** EXERCISE BRIEF **
The records below should be written out again, exactly.

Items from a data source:
*-*-*

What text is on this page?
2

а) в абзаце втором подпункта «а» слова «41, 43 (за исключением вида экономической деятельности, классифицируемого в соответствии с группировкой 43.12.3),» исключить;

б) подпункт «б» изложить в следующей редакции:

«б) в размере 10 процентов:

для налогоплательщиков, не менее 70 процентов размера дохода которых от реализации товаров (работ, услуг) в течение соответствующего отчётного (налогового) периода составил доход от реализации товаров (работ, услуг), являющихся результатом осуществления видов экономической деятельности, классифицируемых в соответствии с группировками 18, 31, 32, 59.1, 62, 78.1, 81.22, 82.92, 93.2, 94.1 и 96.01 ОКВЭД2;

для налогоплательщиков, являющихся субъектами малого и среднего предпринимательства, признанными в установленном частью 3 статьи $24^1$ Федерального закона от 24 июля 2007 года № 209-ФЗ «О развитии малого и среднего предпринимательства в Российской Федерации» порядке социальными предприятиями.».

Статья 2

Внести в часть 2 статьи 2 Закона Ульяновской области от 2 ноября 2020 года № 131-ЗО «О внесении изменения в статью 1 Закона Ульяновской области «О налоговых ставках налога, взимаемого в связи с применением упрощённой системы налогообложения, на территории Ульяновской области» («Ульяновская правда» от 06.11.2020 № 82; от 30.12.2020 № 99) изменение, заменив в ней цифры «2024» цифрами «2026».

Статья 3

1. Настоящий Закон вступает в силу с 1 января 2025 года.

*-*-*

** SOLUTION TO THE PROBLEM **
What text is on this page?
2

а) в абзаце втором подпункта «а» слова «41, 43 (за исключением вида экономической деятельности, классифицируемого в соответствии с группировкой 43.12.3),» исключить;

б) подпункт «б» изложить в следующей редакции:

«б) в размере 10 процентов:

для налогоплательщиков, не менее 70 процентов размера дохода которых от реализации товаров (работ, услуг) в течение соответствующего отчётного (налогового) периода составил доход от реализации товаров (работ, услуг), являющихся результатом осуществления видов экономической деятельности, классифицируемых в соответствии с группировками 18, 31, 32, 59.1, 62, 78.1, 81.22, 82.92, 93.2, 94.1 и 96.01 ОКВЭД2;

для налогоплательщиков, являющихся субъектами малого и среднего предпринимательства, признанными в установленном частью 3 статьи $24^1$ Федерального закона от 24 июля 2007 года № 209-ФЗ «О развитии малого и среднего предпринимательства в Российской Федерации» порядке социальными предприятиями.».

Статья 2

Внести в часть 2 статьи 2 Закона Ульяновской области от 2 ноября 2020 года № 131-ЗО «О внесении изменения в статью 1 Закона Ульяновской области «О налоговых ставках налога, взимаемого в связи с применением упрощённой системы налогообложения, на территории Ульяновской области» («Ульяновская правда» от 06.11.2020 № 82; от 30.12.2020 № 99) изменение, заменив в ней цифры «2024» цифрами «2026».

Статья 3

1. Настоящий Закон вступает в силу с 1 января 2025 года.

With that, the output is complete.